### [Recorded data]
↓↓↓
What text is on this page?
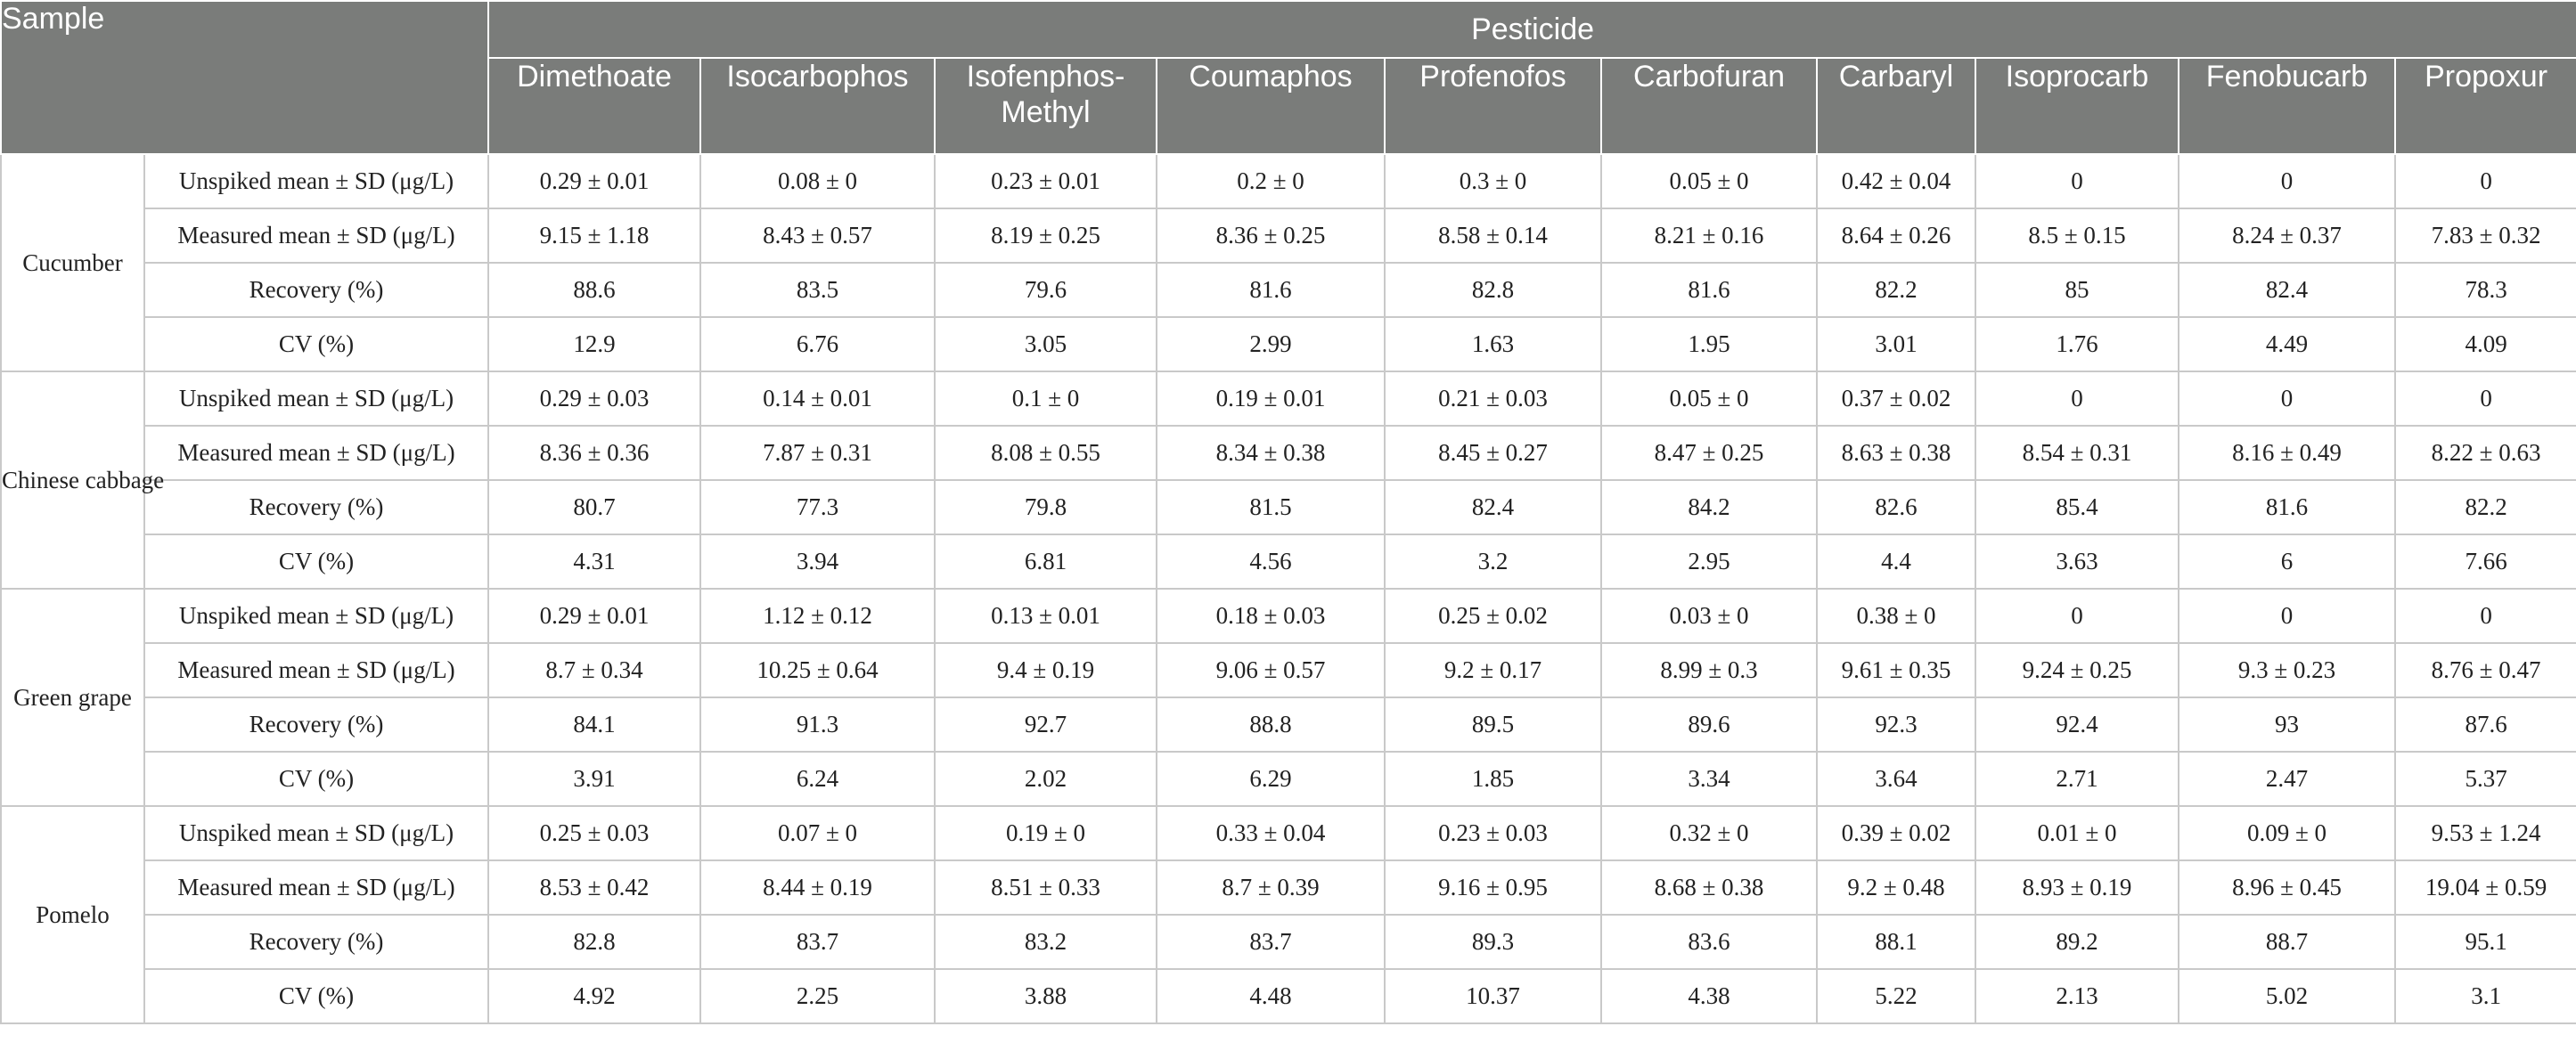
Sample		Pesticide									
		Dimethoate	Isocarbophos	Isofenphos-Methyl	Coumaphos	Profenofos	Carbofuran	Carbaryl	Isoprocarb	Fenobucarb	Propoxur
Cucumber	Unspiked mean ± SD (μg/L)	0.29 ± 0.01	0.08 ± 0	0.23 ± 0.01	0.2 ± 0	0.3 ± 0	0.05 ± 0	0.42 ± 0.04	0	0	0
	Measured mean ± SD (μg/L)	9.15 ± 1.18	8.43 ± 0.57	8.19 ± 0.25	8.36 ± 0.25	8.58 ± 0.14	8.21 ± 0.16	8.64 ± 0.26	8.5 ± 0.15	8.24 ± 0.37	7.83 ± 0.32
	Recovery (%)	88.6	83.5	79.6	81.6	82.8	81.6	82.2	85	82.4	78.3
	CV (%)	12.9	6.76	3.05	2.99	1.63	1.95	3.01	1.76	4.49	4.09
Chinese cabbage	Unspiked mean ± SD (μg/L)	0.29 ± 0.03	0.14 ± 0.01	0.1 ± 0	0.19 ± 0.01	0.21 ± 0.03	0.05 ± 0	0.37 ± 0.02	0	0	0
	Measured mean ± SD (μg/L)	8.36 ± 0.36	7.87 ± 0.31	8.08 ± 0.55	8.34 ± 0.38	8.45 ± 0.27	8.47 ± 0.25	8.63 ± 0.38	8.54 ± 0.31	8.16 ± 0.49	8.22 ± 0.63
	Recovery (%)	80.7	77.3	79.8	81.5	82.4	84.2	82.6	85.4	81.6	82.2
	CV (%)	4.31	3.94	6.81	4.56	3.2	2.95	4.4	3.63	6	7.66
Green grape	Unspiked mean ± SD (μg/L)	0.29 ± 0.01	1.12 ± 0.12	0.13 ± 0.01	0.18 ± 0.03	0.25 ± 0.02	0.03 ± 0	0.38 ± 0	0	0	0
	Measured mean ± SD (μg/L)	8.7 ± 0.34	10.25 ± 0.64	9.4 ± 0.19	9.06 ± 0.57	9.2 ± 0.17	8.99 ± 0.3	9.61 ± 0.35	9.24 ± 0.25	9.3 ± 0.23	8.76 ± 0.47
	Recovery (%)	84.1	91.3	92.7	88.8	89.5	89.6	92.3	92.4	93	87.6
	CV (%)	3.91	6.24	2.02	6.29	1.85	3.34	3.64	2.71	2.47	5.37
Pomelo	Unspiked mean ± SD (μg/L)	0.25 ± 0.03	0.07 ± 0	0.19 ± 0	0.33 ± 0.04	0.23 ± 0.03	0.32 ± 0	0.39 ± 0.02	0.01 ± 0	0.09 ± 0	9.53 ± 1.24
	Measured mean ± SD (μg/L)	8.53 ± 0.42	8.44 ± 0.19	8.51 ± 0.33	8.7 ± 0.39	9.16 ± 0.95	8.68 ± 0.38	9.2 ± 0.48	8.93 ± 0.19	8.96 ± 0.45	19.04 ± 0.59
	Recovery (%)	82.8	83.7	83.2	83.7	89.3	83.6	88.1	89.2	88.7	95.1
	CV (%)	4.92	2.25	3.88	4.48	10.37	4.38	5.22	2.13	5.02	3.1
↑↑↑
### [Your objective]
Leave the images out and output the remaining material exactly as it stands.

### [Answer for the task]
What text is on this page?
Sample		Pesticide									
		Dimethoate	Isocarbophos	Isofenphos-Methyl	Coumaphos	Profenofos	Carbofuran	Carbaryl	Isoprocarb	Fenobucarb	Propoxur
Cucumber	Unspiked mean ± SD (μg/L)	0.29 ± 0.01	0.08 ± 0	0.23 ± 0.01	0.2 ± 0	0.3 ± 0	0.05 ± 0	0.42 ± 0.04	0	0	0
	Measured mean ± SD (μg/L)	9.15 ± 1.18	8.43 ± 0.57	8.19 ± 0.25	8.36 ± 0.25	8.58 ± 0.14	8.21 ± 0.16	8.64 ± 0.26	8.5 ± 0.15	8.24 ± 0.37	7.83 ± 0.32
	Recovery (%)	88.6	83.5	79.6	81.6	82.8	81.6	82.2	85	82.4	78.3
	CV (%)	12.9	6.76	3.05	2.99	1.63	1.95	3.01	1.76	4.49	4.09
Chinese cabbage	Unspiked mean ± SD (μg/L)	0.29 ± 0.03	0.14 ± 0.01	0.1 ± 0	0.19 ± 0.01	0.21 ± 0.03	0.05 ± 0	0.37 ± 0.02	0	0	0
	Measured mean ± SD (μg/L)	8.36 ± 0.36	7.87 ± 0.31	8.08 ± 0.55	8.34 ± 0.38	8.45 ± 0.27	8.47 ± 0.25	8.63 ± 0.38	8.54 ± 0.31	8.16 ± 0.49	8.22 ± 0.63
	Recovery (%)	80.7	77.3	79.8	81.5	82.4	84.2	82.6	85.4	81.6	82.2
	CV (%)	4.31	3.94	6.81	4.56	3.2	2.95	4.4	3.63	6	7.66
Green grape	Unspiked mean ± SD (μg/L)	0.29 ± 0.01	1.12 ± 0.12	0.13 ± 0.01	0.18 ± 0.03	0.25 ± 0.02	0.03 ± 0	0.38 ± 0	0	0	0
	Measured mean ± SD (μg/L)	8.7 ± 0.34	10.25 ± 0.64	9.4 ± 0.19	9.06 ± 0.57	9.2 ± 0.17	8.99 ± 0.3	9.61 ± 0.35	9.24 ± 0.25	9.3 ± 0.23	8.76 ± 0.47
	Recovery (%)	84.1	91.3	92.7	88.8	89.5	89.6	92.3	92.4	93	87.6
	CV (%)	3.91	6.24	2.02	6.29	1.85	3.34	3.64	2.71	2.47	5.37
Pomelo	Unspiked mean ± SD (μg/L)	0.25 ± 0.03	0.07 ± 0	0.19 ± 0	0.33 ± 0.04	0.23 ± 0.03	0.32 ± 0	0.39 ± 0.02	0.01 ± 0	0.09 ± 0	9.53 ± 1.24
	Measured mean ± SD (μg/L)	8.53 ± 0.42	8.44 ± 0.19	8.51 ± 0.33	8.7 ± 0.39	9.16 ± 0.95	8.68 ± 0.38	9.2 ± 0.48	8.93 ± 0.19	8.96 ± 0.45	19.04 ± 0.59
	Recovery (%)	82.8	83.7	83.2	83.7	89.3	83.6	88.1	89.2	88.7	95.1
	CV (%)	4.92	2.25	3.88	4.48	10.37	4.38	5.22	2.13	5.02	3.1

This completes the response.